▶ GOAL OF THE EXERCISE
Where a line of the material contains the string "JSON", copy that line.

Dataset rows:
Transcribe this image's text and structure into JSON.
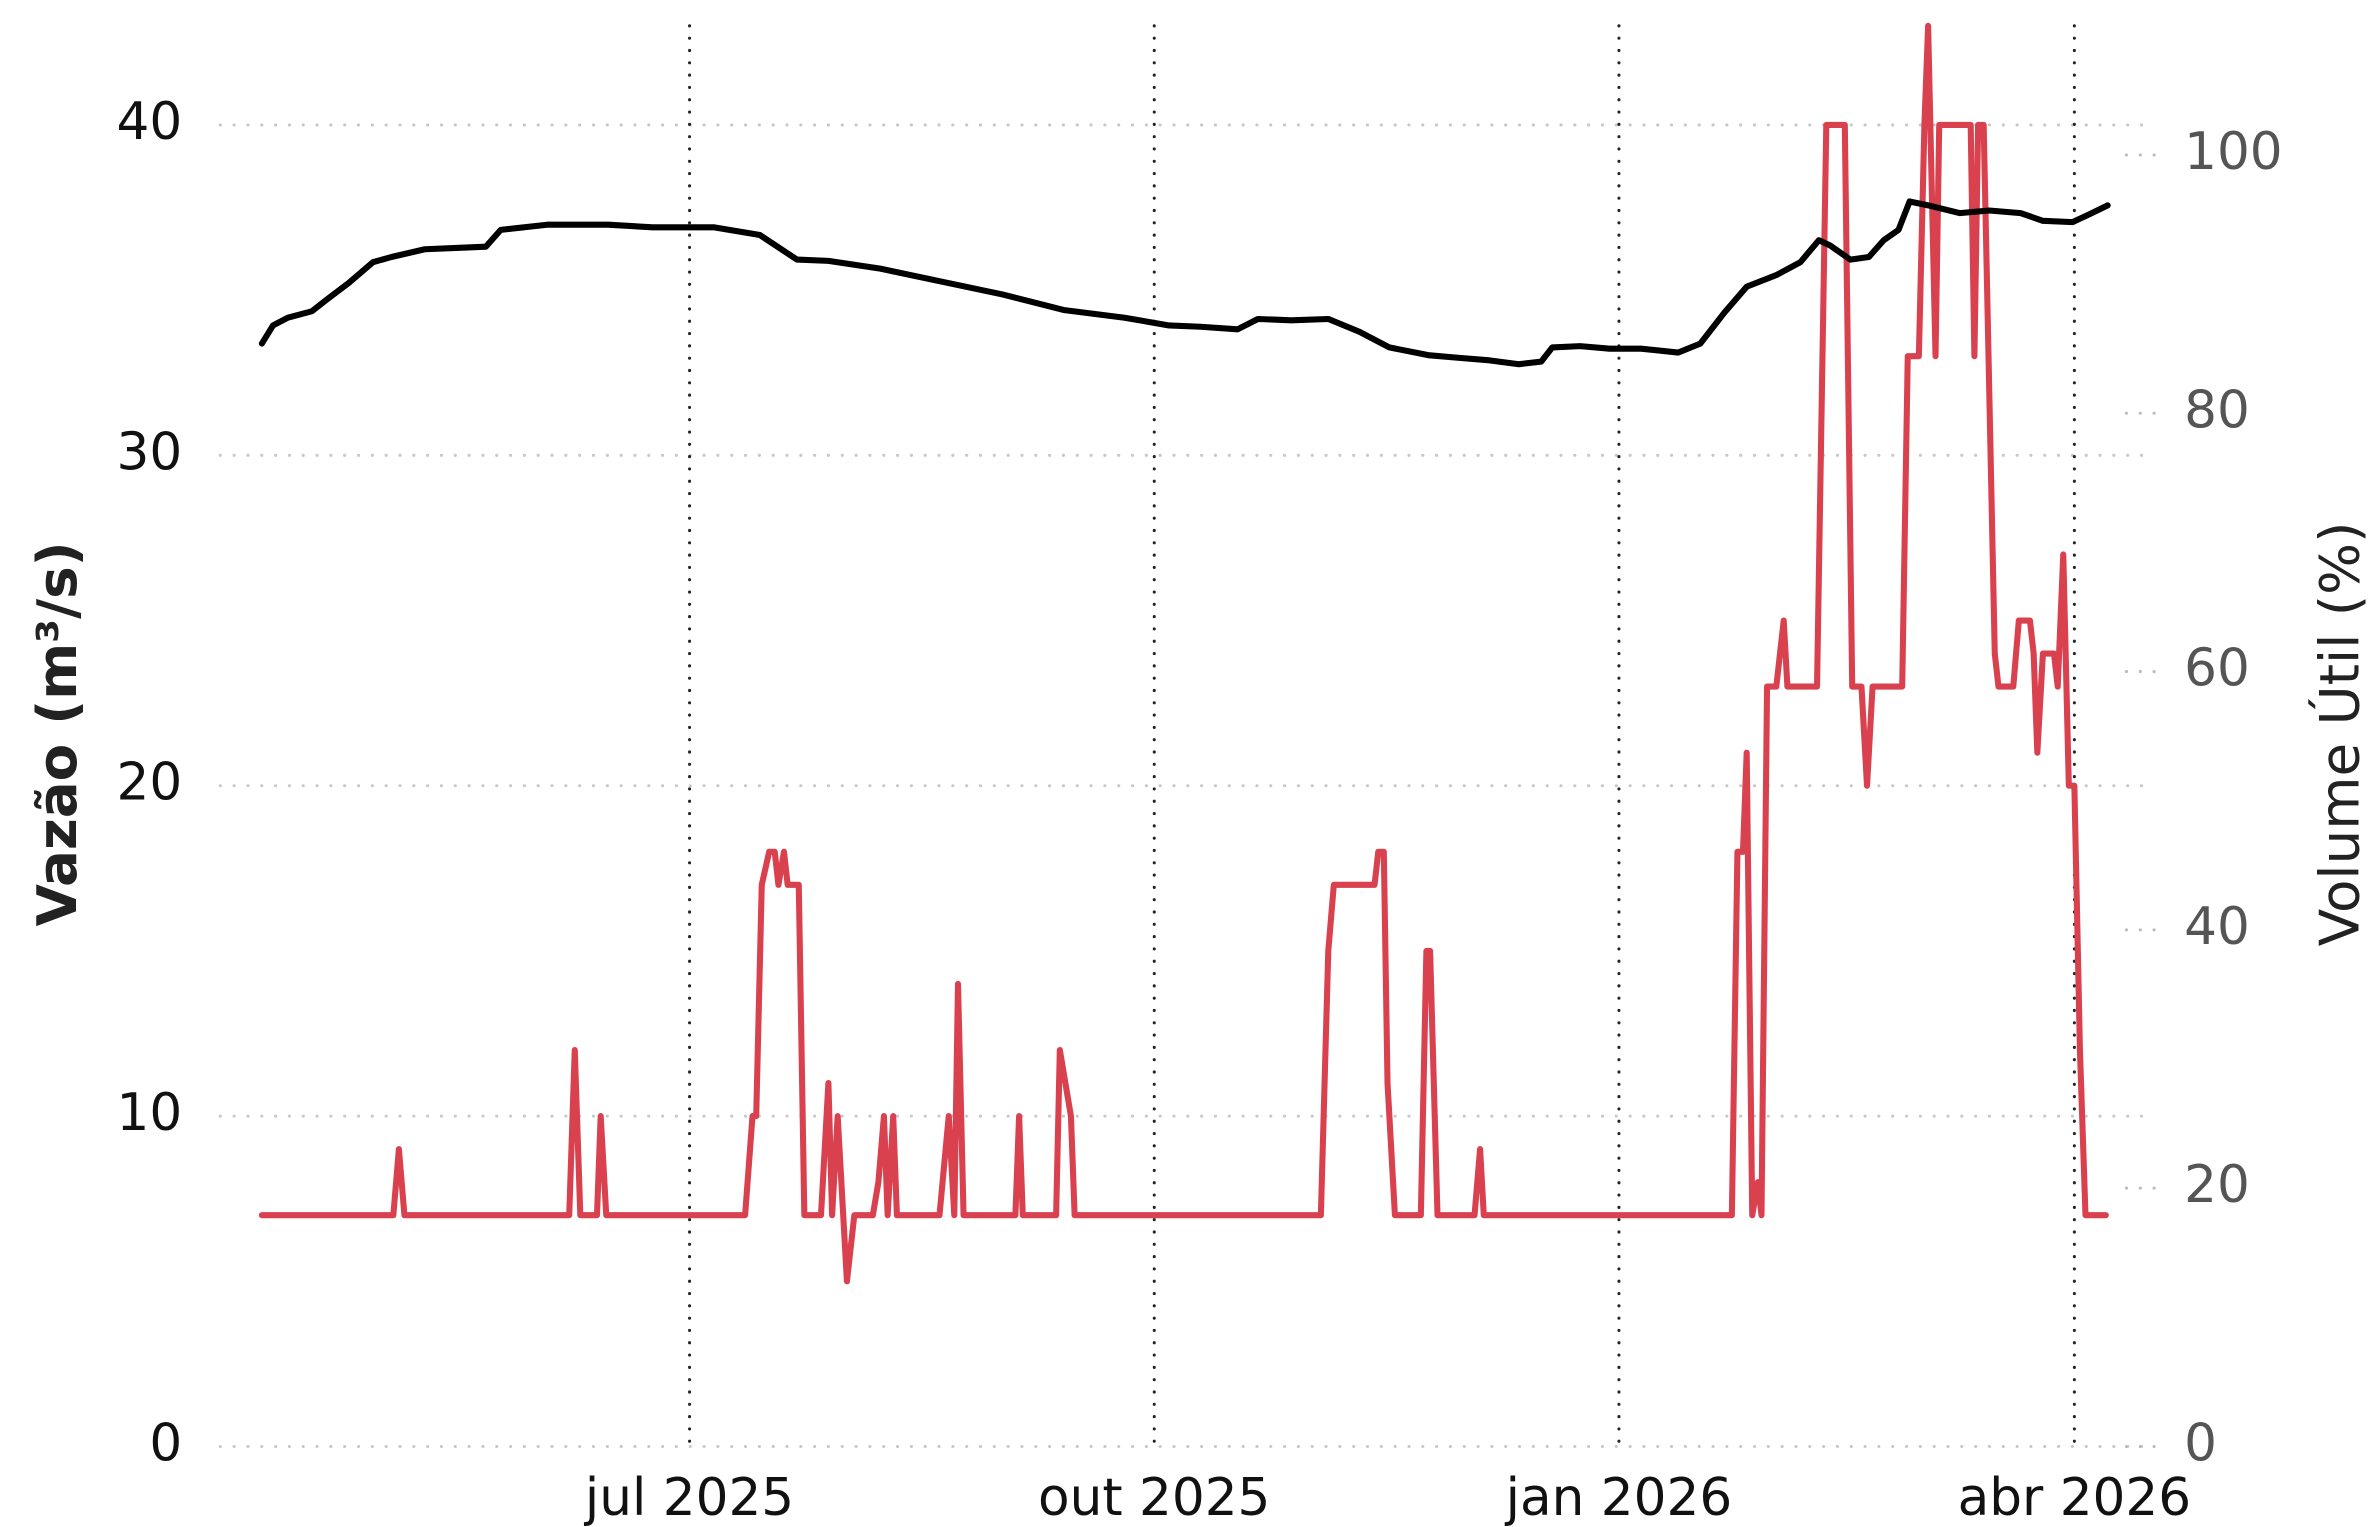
{
  "chart_data": {
    "type": "line",
    "y_label": "Vazão (m³/s)",
    "y2_label": "Volume Útil (%)",
    "xlim": [
      2025.2465,
      2026.2843
    ],
    "xticks": [
      {
        "value": 2025.5,
        "label": "jul 2025"
      },
      {
        "value": 2025.751,
        "label": "out 2025"
      },
      {
        "value": 2026.002,
        "label": "jan 2026"
      },
      {
        "value": 2026.248,
        "label": "abr 2026"
      }
    ],
    "ylim": [
      0,
      43
    ],
    "yticks": [
      0,
      10,
      20,
      30,
      40
    ],
    "y2lim": [
      0,
      110
    ],
    "y2ticks": [
      0,
      20,
      40,
      60,
      80,
      100
    ],
    "grid": true,
    "series": [
      {
        "color": "#d9414f",
        "axis": "y",
        "x": [
          2025.269,
          2025.34,
          2025.343,
          2025.346,
          2025.435,
          2025.438,
          2025.441,
          2025.45,
          2025.452,
          2025.455,
          2025.53,
          2025.534,
          2025.536,
          2025.539,
          2025.543,
          2025.546,
          2025.548,
          2025.551,
          2025.553,
          2025.559,
          2025.562,
          2025.571,
          2025.575,
          2025.577,
          2025.58,
          2025.583,
          2025.585,
          2025.589,
          2025.599,
          2025.602,
          2025.605,
          2025.607,
          2025.61,
          2025.612,
          2025.635,
          2025.64,
          2025.643,
          2025.645,
          2025.648,
          2025.676,
          2025.678,
          2025.68,
          2025.698,
          2025.7,
          2025.706,
          2025.708,
          2025.841,
          2025.845,
          2025.848,
          2025.87,
          2025.872,
          2025.875,
          2025.877,
          2025.881,
          2025.895,
          2025.898,
          2025.9,
          2025.904,
          2025.924,
          2025.927,
          2025.929,
          2026.063,
          2026.066,
          2026.069,
          2026.071,
          2026.074,
          2026.077,
          2026.079,
          2026.082,
          2026.087,
          2026.091,
          2026.093,
          2026.109,
          2026.114,
          2026.124,
          2026.128,
          2026.133,
          2026.136,
          2026.139,
          2026.155,
          2026.158,
          2026.164,
          2026.167,
          2026.169,
          2026.173,
          2026.175,
          2026.192,
          2026.194,
          2026.196,
          2026.199,
          2026.205,
          2026.207,
          2026.215,
          2026.218,
          2026.224,
          2026.226,
          2026.228,
          2026.231,
          2026.237,
          2026.239,
          2026.242,
          2026.245,
          2026.248,
          2026.251,
          2026.254,
          2026.265
        ],
        "values": [
          7,
          7,
          9,
          7,
          7,
          12,
          7,
          7,
          10,
          7,
          7,
          10,
          10,
          17,
          18,
          18,
          17,
          18,
          17,
          17,
          7,
          7,
          11,
          7,
          10,
          7,
          5,
          7,
          7,
          8,
          10,
          7,
          10,
          7,
          7,
          10,
          7,
          14,
          7,
          7,
          10,
          7,
          7,
          12,
          10,
          7,
          7,
          15,
          17,
          17,
          18,
          18,
          11,
          7,
          7,
          15,
          15,
          7,
          7,
          9,
          7,
          7,
          18,
          18,
          21,
          7,
          8,
          7,
          23,
          23,
          25,
          23,
          23,
          40,
          40,
          23,
          23,
          20,
          23,
          23,
          33,
          33,
          40,
          43,
          33,
          40,
          40,
          33,
          40,
          40,
          24,
          23,
          23,
          25,
          25,
          24,
          21,
          24,
          24,
          23,
          27,
          20,
          20,
          12,
          7,
          7
        ]
      },
      {
        "color": "#000000",
        "axis": "y2",
        "x": [
          2025.269,
          2025.275,
          2025.283,
          2025.296,
          2025.304,
          2025.316,
          2025.329,
          2025.339,
          2025.357,
          2025.374,
          2025.39,
          2025.398,
          2025.423,
          2025.456,
          2025.48,
          2025.513,
          2025.538,
          2025.558,
          2025.575,
          2025.603,
          2025.636,
          2025.669,
          2025.702,
          2025.735,
          2025.759,
          2025.776,
          2025.796,
          2025.807,
          2025.825,
          2025.845,
          2025.862,
          2025.878,
          2025.899,
          2025.915,
          2025.932,
          2025.948,
          2025.96,
          2025.966,
          2025.981,
          2025.997,
          2026.014,
          2026.034,
          2026.046,
          2026.059,
          2026.071,
          2026.087,
          2026.1,
          2026.11,
          2026.116,
          2026.127,
          2026.137,
          2026.145,
          2026.153,
          2026.159,
          2026.169,
          2026.186,
          2026.202,
          2026.219,
          2026.231,
          2026.247,
          2026.256,
          2026.266
        ],
        "values": [
          85.4,
          86.8,
          87.4,
          87.9,
          88.8,
          90.1,
          91.7,
          92.1,
          92.7,
          92.8,
          92.9,
          94.2,
          94.6,
          94.6,
          94.4,
          94.4,
          93.8,
          91.9,
          91.8,
          91.2,
          90.2,
          89.2,
          88.0,
          87.4,
          86.8,
          86.7,
          86.5,
          87.3,
          87.2,
          87.3,
          86.3,
          85.1,
          84.5,
          84.3,
          84.1,
          83.8,
          84.0,
          85.1,
          85.2,
          85.0,
          85.0,
          84.7,
          85.4,
          87.8,
          89.8,
          90.7,
          91.7,
          93.4,
          93.0,
          91.9,
          92.1,
          93.4,
          94.2,
          96.4,
          96.1,
          95.5,
          95.7,
          95.5,
          94.9,
          94.8,
          95.4,
          96.1
        ]
      }
    ]
  }
}
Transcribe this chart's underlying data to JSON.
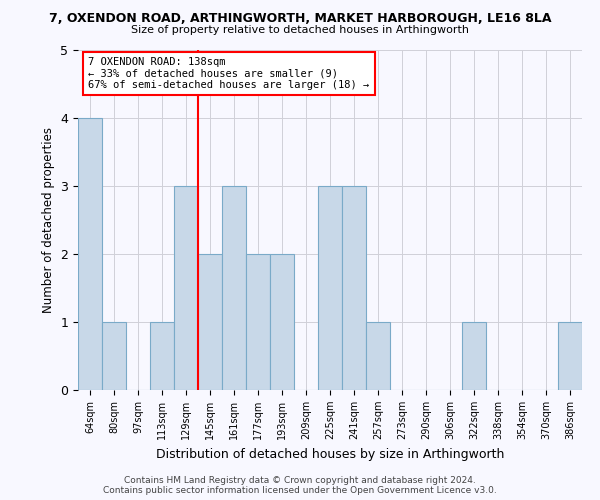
{
  "title1": "7, OXENDON ROAD, ARTHINGWORTH, MARKET HARBOROUGH, LE16 8LA",
  "title2": "Size of property relative to detached houses in Arthingworth",
  "xlabel": "Distribution of detached houses by size in Arthingworth",
  "ylabel": "Number of detached properties",
  "categories": [
    "64sqm",
    "80sqm",
    "97sqm",
    "113sqm",
    "129sqm",
    "145sqm",
    "161sqm",
    "177sqm",
    "193sqm",
    "209sqm",
    "225sqm",
    "241sqm",
    "257sqm",
    "273sqm",
    "290sqm",
    "306sqm",
    "322sqm",
    "338sqm",
    "354sqm",
    "370sqm",
    "386sqm"
  ],
  "values": [
    4,
    1,
    0,
    1,
    3,
    2,
    3,
    2,
    2,
    0,
    3,
    3,
    1,
    0,
    0,
    0,
    1,
    0,
    0,
    0,
    1
  ],
  "bar_color": "#c8d8e8",
  "bar_edge_color": "#7aaac8",
  "ylim": [
    0,
    5
  ],
  "yticks": [
    0,
    1,
    2,
    3,
    4,
    5
  ],
  "red_line_index": 4.5,
  "annotation_line1": "7 OXENDON ROAD: 138sqm",
  "annotation_line2": "← 33% of detached houses are smaller (9)",
  "annotation_line3": "67% of semi-detached houses are larger (18) →",
  "footer1": "Contains HM Land Registry data © Crown copyright and database right 2024.",
  "footer2": "Contains public sector information licensed under the Open Government Licence v3.0.",
  "bg_color": "#f8f8ff",
  "grid_color": "#d0d0d8"
}
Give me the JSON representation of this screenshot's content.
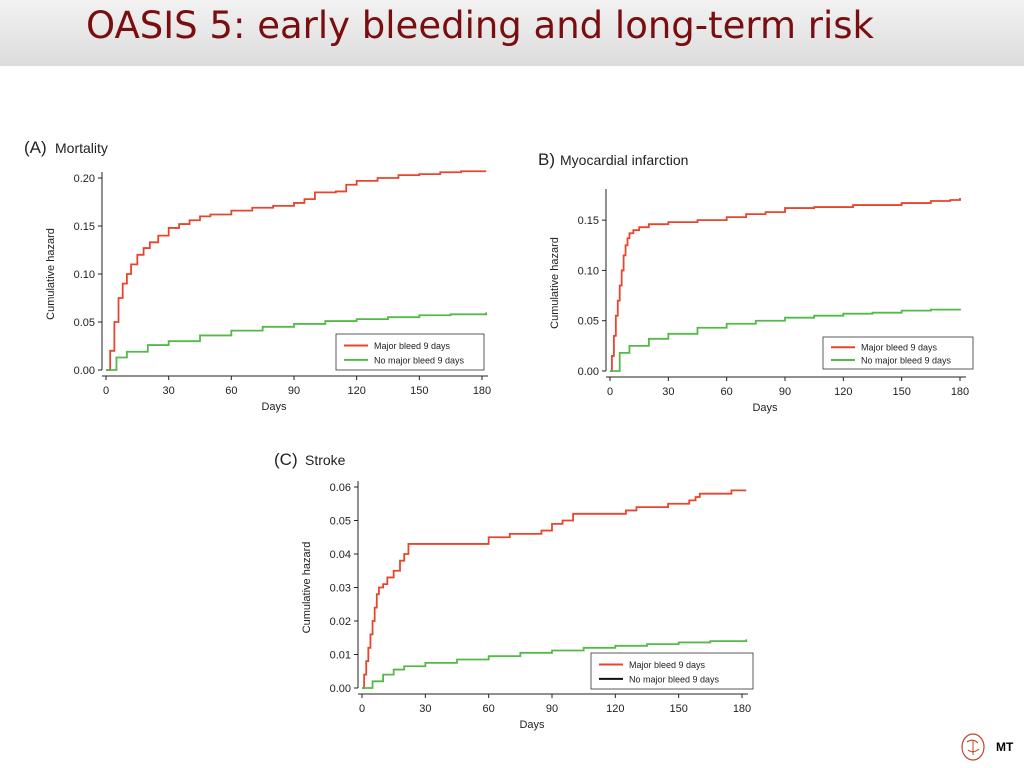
{
  "slide": {
    "title": "OASIS 5: early bleeding and long-term risk",
    "footer_text": "MT"
  },
  "chart_data": [
    {
      "type": "line",
      "panel_letter": "(A)",
      "panel_title": "Mortality",
      "xlabel": "Days",
      "ylabel": "Cumulative hazard",
      "xlim": [
        0,
        180
      ],
      "ylim": [
        0,
        0.2
      ],
      "xticks": [
        0,
        30,
        60,
        90,
        120,
        150,
        180
      ],
      "yticks": [
        0,
        0.05,
        0.1,
        0.15,
        0.2
      ],
      "ytick_labels": [
        "0.00",
        "0.05",
        "0.10",
        "0.15",
        "0.20"
      ],
      "step": true,
      "legend_position": "bottom-right",
      "series": [
        {
          "name": "Major bleed 9 days",
          "color": "#e8452e",
          "x": [
            0,
            2,
            4,
            6,
            8,
            10,
            12,
            15,
            18,
            21,
            25,
            30,
            35,
            40,
            45,
            50,
            60,
            70,
            80,
            90,
            95,
            100,
            110,
            115,
            120,
            130,
            140,
            150,
            160,
            170,
            182
          ],
          "y": [
            0,
            0.02,
            0.05,
            0.075,
            0.09,
            0.1,
            0.11,
            0.12,
            0.127,
            0.133,
            0.14,
            0.148,
            0.152,
            0.156,
            0.16,
            0.162,
            0.166,
            0.169,
            0.171,
            0.174,
            0.178,
            0.185,
            0.186,
            0.193,
            0.197,
            0.2,
            0.203,
            0.204,
            0.206,
            0.207,
            0.207
          ]
        },
        {
          "name": "No major bleed 9 days",
          "color": "#55b94a",
          "x": [
            0,
            5,
            10,
            20,
            30,
            45,
            60,
            75,
            90,
            105,
            120,
            135,
            150,
            165,
            182
          ],
          "y": [
            0,
            0.013,
            0.019,
            0.026,
            0.03,
            0.036,
            0.041,
            0.045,
            0.048,
            0.051,
            0.053,
            0.055,
            0.057,
            0.058,
            0.06
          ]
        }
      ]
    },
    {
      "type": "line",
      "panel_letter": "B)",
      "panel_title": "Myocardial infarction",
      "xlabel": "Days",
      "ylabel": "Cumulative hazard",
      "xlim": [
        0,
        180
      ],
      "ylim": [
        0,
        0.175
      ],
      "xticks": [
        0,
        30,
        60,
        90,
        120,
        150,
        180
      ],
      "yticks": [
        0,
        0.05,
        0.1,
        0.15
      ],
      "ytick_labels": [
        "0.00",
        "0.05",
        "0.10",
        "0.15"
      ],
      "step": true,
      "legend_position": "bottom-right",
      "series": [
        {
          "name": "Major bleed 9 days",
          "color": "#e8452e",
          "x": [
            0,
            1,
            2,
            3,
            4,
            5,
            6,
            7,
            8,
            9,
            10,
            12,
            15,
            20,
            30,
            45,
            60,
            70,
            80,
            90,
            105,
            125,
            150,
            165,
            175,
            180
          ],
          "y": [
            0,
            0.015,
            0.035,
            0.055,
            0.07,
            0.085,
            0.1,
            0.115,
            0.125,
            0.132,
            0.137,
            0.14,
            0.143,
            0.146,
            0.148,
            0.15,
            0.153,
            0.156,
            0.158,
            0.162,
            0.163,
            0.165,
            0.167,
            0.169,
            0.17,
            0.172
          ]
        },
        {
          "name": "No major bleed 9 days",
          "color": "#55b94a",
          "x": [
            0,
            5,
            10,
            20,
            30,
            45,
            60,
            75,
            90,
            105,
            120,
            135,
            150,
            165,
            180
          ],
          "y": [
            0,
            0.018,
            0.025,
            0.032,
            0.037,
            0.043,
            0.047,
            0.05,
            0.053,
            0.055,
            0.057,
            0.058,
            0.06,
            0.061,
            0.062
          ]
        }
      ]
    },
    {
      "type": "line",
      "panel_letter": "(C)",
      "panel_title": "Stroke",
      "xlabel": "Days",
      "ylabel": "Cumulative hazard",
      "xlim": [
        0,
        180
      ],
      "ylim": [
        0,
        0.06
      ],
      "xticks": [
        0,
        30,
        60,
        90,
        120,
        150,
        180
      ],
      "yticks": [
        0,
        0.01,
        0.02,
        0.03,
        0.04,
        0.05,
        0.06
      ],
      "ytick_labels": [
        "0.00",
        "0.01",
        "0.02",
        "0.03",
        "0.04",
        "0.05",
        "0.06"
      ],
      "step": true,
      "legend_position": "bottom-right",
      "series": [
        {
          "name": "Major bleed 9 days",
          "color": "#e8452e",
          "legend_color": "#e8452e",
          "x": [
            0,
            1,
            2,
            3,
            4,
            5,
            6,
            7,
            8,
            10,
            12,
            15,
            18,
            20,
            22,
            50,
            60,
            70,
            85,
            90,
            95,
            100,
            115,
            125,
            130,
            145,
            155,
            158,
            160,
            175,
            182
          ],
          "y": [
            0,
            0.004,
            0.008,
            0.012,
            0.016,
            0.02,
            0.024,
            0.028,
            0.03,
            0.031,
            0.033,
            0.035,
            0.038,
            0.04,
            0.043,
            0.043,
            0.045,
            0.046,
            0.047,
            0.049,
            0.05,
            0.052,
            0.052,
            0.053,
            0.054,
            0.055,
            0.056,
            0.057,
            0.058,
            0.059,
            0.059
          ]
        },
        {
          "name": "No major bleed 9 days",
          "color": "#55b94a",
          "legend_color": "#111111",
          "x": [
            0,
            5,
            10,
            15,
            20,
            30,
            45,
            60,
            75,
            90,
            105,
            120,
            135,
            150,
            165,
            182
          ],
          "y": [
            0,
            0.002,
            0.004,
            0.0055,
            0.0065,
            0.0075,
            0.0085,
            0.0095,
            0.0105,
            0.0112,
            0.012,
            0.0126,
            0.0131,
            0.0136,
            0.014,
            0.0145
          ]
        }
      ]
    }
  ]
}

▶ EXERCISE ANSWER
Transcribe this image's text and structure into JSON.
Transcribe this chart's underlying data to JSON.
Give me the JSON representation of this screenshot's content.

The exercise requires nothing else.